(Directions) Format the records beginning with the line containing "step-1-text-pre: Press — [311, 468, 358, 490]" and ending with the line containing "page-footer: P0881591 Issue" as a JSON list of strings, one string per line, omitting blank lines.

(Dataset extract)
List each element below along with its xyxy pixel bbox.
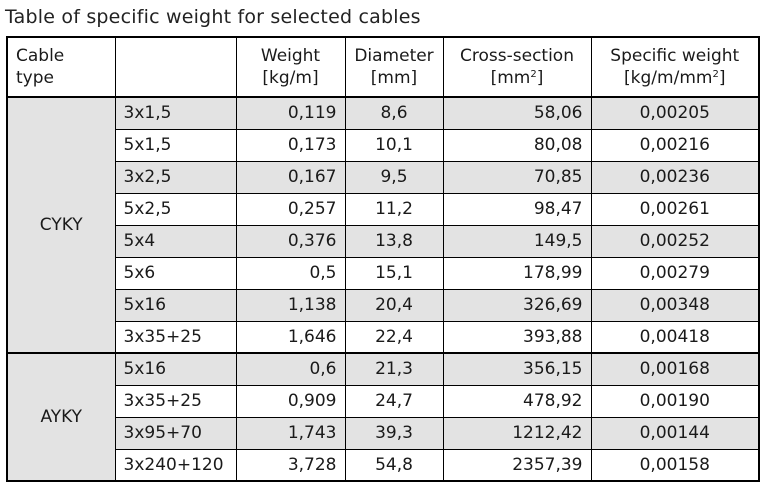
specific-weight-cell: 0,00144 bbox=[590, 416, 760, 450]
cross-section-cell: 149,5 bbox=[442, 224, 592, 258]
size-cell: 3x95+70 bbox=[114, 416, 237, 450]
specific-weight-cell: 0,00216 bbox=[590, 128, 760, 162]
cross-section-cell: 393,88 bbox=[442, 320, 592, 354]
cross-section-cell: 178,99 bbox=[442, 256, 592, 290]
table-caption: Table of specific weight for selected ca… bbox=[5, 6, 421, 28]
weight-cell: 0,257 bbox=[235, 192, 346, 226]
size-cell: 3x240+120 bbox=[114, 448, 237, 482]
header-diameter-label: Diameter bbox=[354, 46, 434, 66]
header-weight-unit: [kg/m] bbox=[262, 68, 319, 88]
table-row: 5x1,5 0,173 10,1 80,08 0,00216 bbox=[7, 128, 760, 162]
header-weight: Weight [kg/m] bbox=[235, 36, 346, 98]
diameter-cell: 10,1 bbox=[344, 128, 444, 162]
group-cyky: CYKY 3x1,5 0,119 8,6 58,06 0,00205 5x1,5 0,173 1… bbox=[6, 96, 760, 354]
header-specific-weight-unit-end: ] bbox=[718, 68, 726, 88]
header-cross-section-unit-sup: 2 bbox=[530, 69, 537, 80]
specific-weight-cell: 0,00190 bbox=[590, 384, 760, 418]
cable-type-cell: CYKY bbox=[6, 96, 116, 354]
diameter-cell: 15,1 bbox=[344, 256, 444, 290]
size-cell: 5x16 bbox=[114, 288, 237, 322]
header-size bbox=[114, 36, 237, 98]
specific-weight-cell: 0,00205 bbox=[590, 96, 760, 130]
size-cell: 5x2,5 bbox=[114, 192, 237, 226]
header-cross-section-label: Cross-section bbox=[460, 46, 574, 66]
weight-cell: 0,6 bbox=[235, 352, 346, 386]
weight-cell: 1,646 bbox=[235, 320, 346, 354]
header-cross-section-unit: [mm bbox=[490, 68, 531, 88]
specific-weight-cell: 0,00168 bbox=[590, 352, 760, 386]
diameter-cell: 24,7 bbox=[344, 384, 444, 418]
cross-section-cell: 70,85 bbox=[442, 160, 592, 194]
specific-weight-cell: 0,00418 bbox=[590, 320, 760, 354]
header-cable-type: Cable type bbox=[6, 36, 116, 98]
diameter-cell: 22,4 bbox=[344, 320, 444, 354]
table-row: 3x95+70 1,743 39,3 1212,42 0,00144 bbox=[7, 416, 760, 450]
cross-section-cell: 356,15 bbox=[442, 352, 592, 386]
size-cell: 3x35+25 bbox=[114, 384, 237, 418]
specific-weight-cell: 0,00236 bbox=[590, 160, 760, 194]
diameter-cell: 39,3 bbox=[344, 416, 444, 450]
diameter-cell: 9,5 bbox=[344, 160, 444, 194]
weight-cell: 0,909 bbox=[235, 384, 346, 418]
header-specific-weight-unit-sup: 2 bbox=[712, 69, 719, 80]
weight-cell: 0,5 bbox=[235, 256, 346, 290]
size-cell: 3x2,5 bbox=[114, 160, 237, 194]
diameter-cell: 13,8 bbox=[344, 224, 444, 258]
cross-section-cell: 58,06 bbox=[442, 96, 592, 130]
size-cell: 3x1,5 bbox=[114, 96, 237, 130]
table-row: 5x2,5 0,257 11,2 98,47 0,00261 bbox=[7, 192, 760, 226]
header-diameter: Diameter [mm] bbox=[344, 36, 444, 98]
weight-cell: 0,376 bbox=[235, 224, 346, 258]
size-cell: 5x4 bbox=[114, 224, 237, 258]
header-cross-section: Cross-section [mm2] bbox=[442, 36, 592, 98]
diameter-cell: 21,3 bbox=[344, 352, 444, 386]
cable-type-cell: AYKY bbox=[6, 352, 116, 482]
table-header: Cable type Weight [kg/m] Diameter [mm] Cro… bbox=[6, 36, 760, 98]
diameter-cell: 54,8 bbox=[344, 448, 444, 482]
weight-cell: 0,167 bbox=[235, 160, 346, 194]
table-row: 5x16 1,138 20,4 326,69 0,00348 bbox=[7, 288, 760, 322]
weight-cell: 3,728 bbox=[235, 448, 346, 482]
specific-weight-cell: 0,00279 bbox=[590, 256, 760, 290]
weight-cell: 1,743 bbox=[235, 416, 346, 450]
header-specific-weight-label: Specific weight bbox=[610, 46, 740, 66]
cross-section-cell: 326,69 bbox=[442, 288, 592, 322]
header-row: Cable type Weight [kg/m] Diameter [mm] Cro… bbox=[6, 36, 760, 98]
cross-section-cell: 98,47 bbox=[442, 192, 592, 226]
cross-section-cell: 478,92 bbox=[442, 384, 592, 418]
header-weight-label: Weight bbox=[260, 46, 321, 66]
specific-weight-cell: 0,00252 bbox=[590, 224, 760, 258]
specific-weight-cell: 0,00348 bbox=[590, 288, 760, 322]
table-row: CYKY 3x1,5 0,119 8,6 58,06 0,00205 bbox=[6, 96, 760, 354]
header-specific-weight-unit: [kg/m/mm bbox=[624, 68, 713, 88]
size-cell: 3x35+25 bbox=[114, 320, 237, 354]
diameter-cell: 11,2 bbox=[344, 192, 444, 226]
cross-section-cell: 2357,39 bbox=[442, 448, 592, 482]
size-cell: 5x6 bbox=[114, 256, 237, 290]
specific-weight-cell: 0,00158 bbox=[590, 448, 760, 482]
weight-cell: 0,119 bbox=[235, 96, 346, 130]
weight-cell: 1,138 bbox=[235, 288, 346, 322]
table-row: AYKY 5x16 0,6 21,3 356,15 0,00168 bbox=[6, 352, 760, 482]
cross-section-cell: 80,08 bbox=[442, 128, 592, 162]
size-cell: 5x1,5 bbox=[114, 128, 237, 162]
table-row: 5x4 0,376 13,8 149,5 0,00252 bbox=[7, 224, 760, 258]
header-cross-section-unit-end: ] bbox=[536, 68, 544, 88]
specific-weight-cell: 0,00261 bbox=[590, 192, 760, 226]
size-cell: 5x16 bbox=[114, 352, 237, 386]
table-row: 5x6 0,5 15,1 178,99 0,00279 bbox=[7, 256, 760, 290]
header-specific-weight: Specific weight [kg/m/mm2] bbox=[590, 36, 760, 98]
diameter-cell: 8,6 bbox=[344, 96, 444, 130]
diameter-cell: 20,4 bbox=[344, 288, 444, 322]
cross-section-cell: 1212,42 bbox=[442, 416, 592, 450]
table-row: 3x2,5 0,167 9,5 70,85 0,00236 bbox=[7, 160, 760, 194]
header-diameter-unit: [mm] bbox=[370, 68, 418, 88]
weight-cell: 0,173 bbox=[235, 128, 346, 162]
cable-weight-table: Cable type Weight [kg/m] Diameter [mm] Cro… bbox=[6, 36, 760, 482]
group-ayky: AYKY 5x16 0,6 21,3 356,15 0,00168 3x35+25 0,909… bbox=[6, 352, 760, 482]
table-row: 3x35+25 0,909 24,7 478,92 0,00190 bbox=[7, 384, 760, 418]
table-row: 3x35+25 1,646 22,4 393,88 0,00418 bbox=[7, 320, 760, 354]
table-row: 3x240+120 3,728 54,8 2357,39 0,00158 bbox=[7, 448, 760, 482]
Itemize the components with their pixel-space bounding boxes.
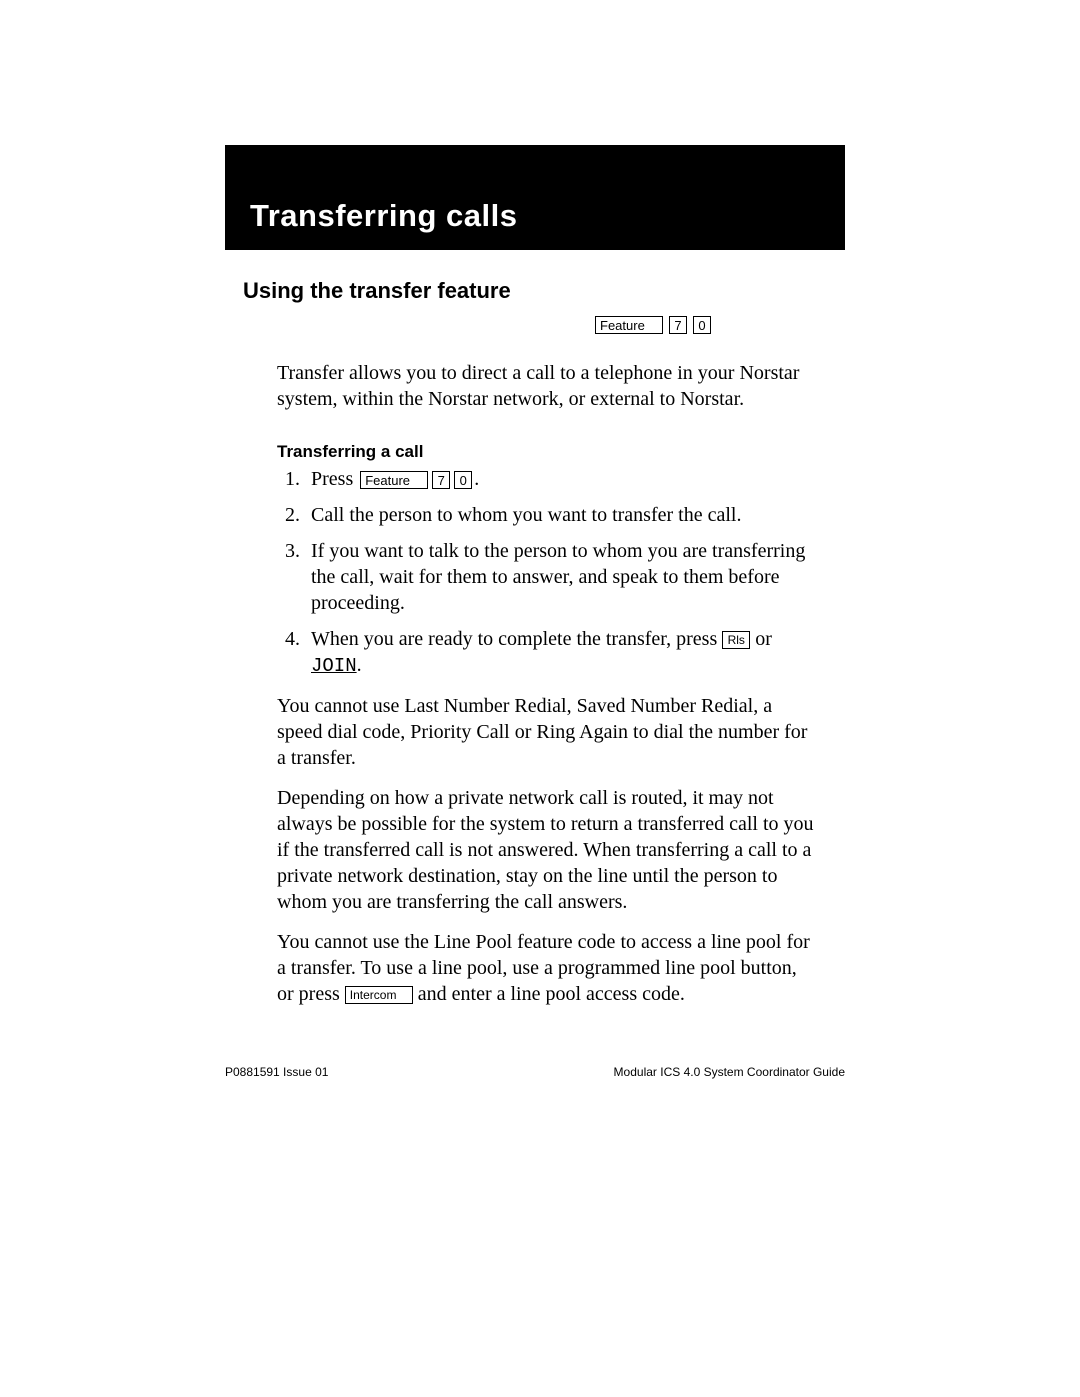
step-1-text-pre: Press — [311, 468, 358, 490]
section-heading: Using the transfer feature — [243, 278, 845, 304]
chapter-title: Transferring calls — [250, 198, 517, 234]
paragraph-1: You cannot use Last Number Redial, Saved… — [277, 693, 817, 771]
feature-key-icon: Feature — [595, 316, 663, 334]
step-1-text-post: . — [474, 468, 479, 490]
page-footer: P0881591 Issue 01 Modular ICS 4.0 System… — [225, 1065, 845, 1079]
intro-paragraph: Transfer allows you to direct a call to … — [277, 360, 817, 412]
digit-0-key-icon: 0 — [693, 316, 711, 334]
digit-7-key-icon: 7 — [432, 471, 450, 489]
rls-key-icon: Rls — [722, 631, 750, 649]
step-4-text-mid: or — [750, 628, 772, 650]
body-content: Transfer allows you to direct a call to … — [277, 360, 817, 1007]
step-1-keys: Feature70 — [360, 471, 472, 489]
join-display-text: JOIN — [311, 655, 357, 677]
digit-7-key-icon: 7 — [669, 316, 687, 334]
feature-code-display: Feature 7 0 — [595, 316, 845, 334]
step-3: If you want to talk to the person to who… — [305, 538, 817, 616]
paragraph-2: Depending on how a private network call … — [277, 785, 817, 915]
footer-right: Modular ICS 4.0 System Coordinator Guide — [614, 1065, 845, 1079]
step-1: Press Feature70. — [305, 466, 817, 492]
steps-list: Press Feature70. Call the person to whom… — [305, 466, 817, 679]
paragraph-3: You cannot use the Line Pool feature cod… — [277, 929, 817, 1007]
step-2: Call the person to whom you want to tran… — [305, 502, 817, 528]
footer-left: P0881591 Issue 01 — [225, 1065, 328, 1079]
chapter-banner: Transferring calls — [225, 145, 845, 250]
digit-0-key-icon: 0 — [454, 471, 472, 489]
sub-heading: Transferring a call — [277, 442, 817, 462]
step-4: When you are ready to complete the trans… — [305, 626, 817, 679]
page-content: Transferring calls Using the transfer fe… — [225, 145, 845, 1007]
para3-post: and enter a line pool access code. — [413, 983, 685, 1005]
feature-key-icon: Feature — [360, 471, 428, 489]
step-4-text-post: . — [357, 654, 362, 676]
intercom-key-icon: Intercom — [345, 986, 413, 1004]
step-4-text-pre: When you are ready to complete the trans… — [311, 628, 722, 650]
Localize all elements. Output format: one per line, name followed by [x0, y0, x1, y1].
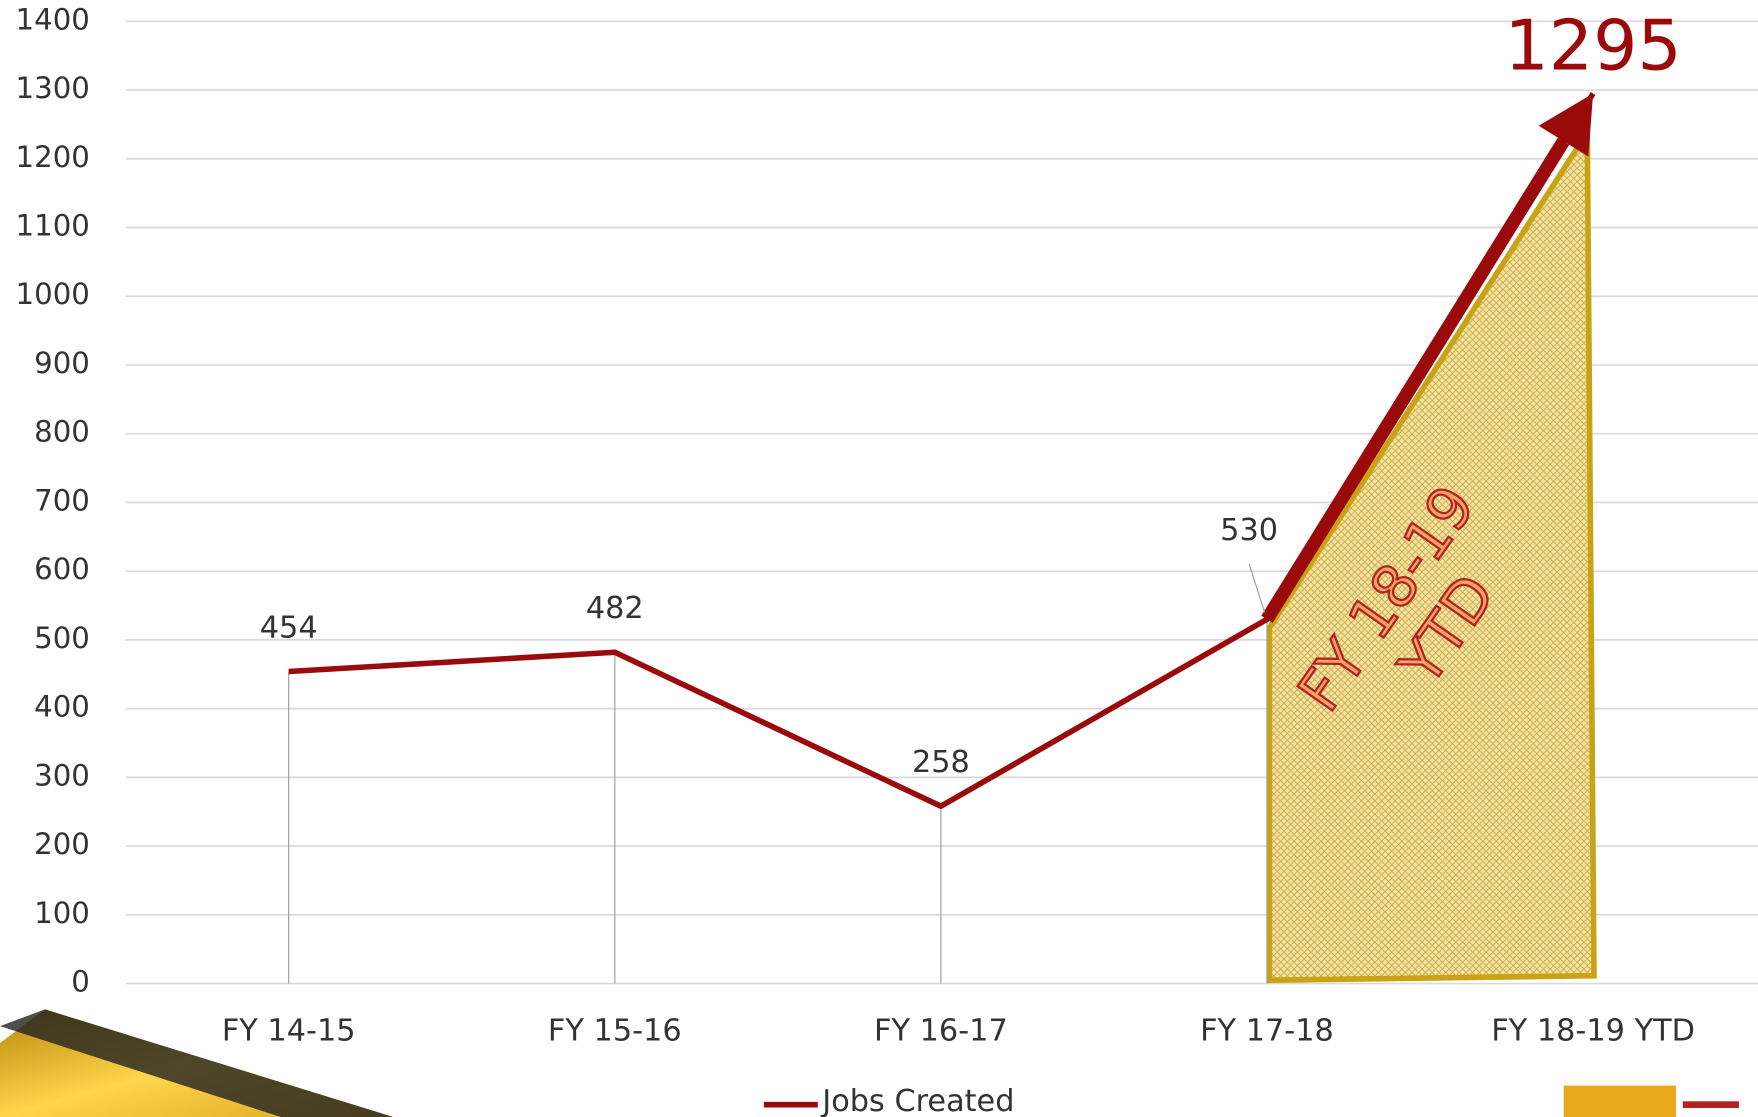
y-tick-label: 1300	[16, 71, 90, 105]
y-tick-label: 500	[34, 621, 90, 655]
y-tick-label: 0	[71, 965, 90, 999]
x-tick-label: FY 17-18	[1200, 1013, 1334, 1048]
y-tick-label: 100	[34, 896, 90, 930]
y-tick-label: 1000	[16, 277, 90, 311]
y-tick-label: 900	[34, 346, 90, 380]
data-label: 482	[586, 591, 644, 626]
data-label: 530	[1220, 513, 1278, 548]
y-tick-label: 300	[34, 758, 90, 792]
x-tick-label: FY 18-19 YTD	[1491, 1013, 1695, 1048]
y-tick-label: 1100	[16, 209, 90, 243]
x-tick-label: FY 15-16	[548, 1013, 682, 1048]
y-tick-label: 600	[34, 552, 90, 586]
y-tick-label: 700	[34, 483, 90, 517]
chart: 0 100 200 300 400 500 600 700 800 900 1000 1100 1200…	[0, 0, 1758, 1117]
y-tick-label: 1200	[16, 140, 90, 174]
data-label: 258	[912, 745, 970, 780]
x-tick-label: FY 14-15	[222, 1013, 356, 1048]
y-tick-label: 200	[34, 827, 90, 861]
y-tick-label: 400	[34, 690, 90, 724]
highlight-label: 1295	[1504, 6, 1681, 87]
data-label: 454	[260, 610, 318, 645]
page: 0 100 200 300 400 500 600 700 800 900 1000 1100 1200…	[0, 0, 1758, 1117]
logo	[1564, 1086, 1676, 1117]
logo-bar	[1683, 1101, 1739, 1108]
legend-label: Jobs Created	[820, 1084, 1014, 1117]
y-tick-label: 800	[34, 415, 90, 449]
y-tick-label: 1400	[16, 2, 90, 36]
x-tick-label: FY 16-17	[874, 1013, 1008, 1048]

(The solution)
[
  "step-1-text-pre: Press — [311, 468, 358, 490]",
  "section-heading: Using the transfer feature — [243, 278, 845, 304]",
  "chapter-title: Transferring calls — [250, 198, 517, 234]",
  "paragraph-1: You cannot use Last Number Redial, Saved… — [277, 693, 817, 771]",
  "feature-key-icon: Feature — [595, 316, 663, 334]",
  "step-1-text-post: . — [474, 468, 479, 490]",
  "page-footer: P0881591 Issue 01 Modular ICS 4.0 System… — [225, 1065, 845, 1079]"
]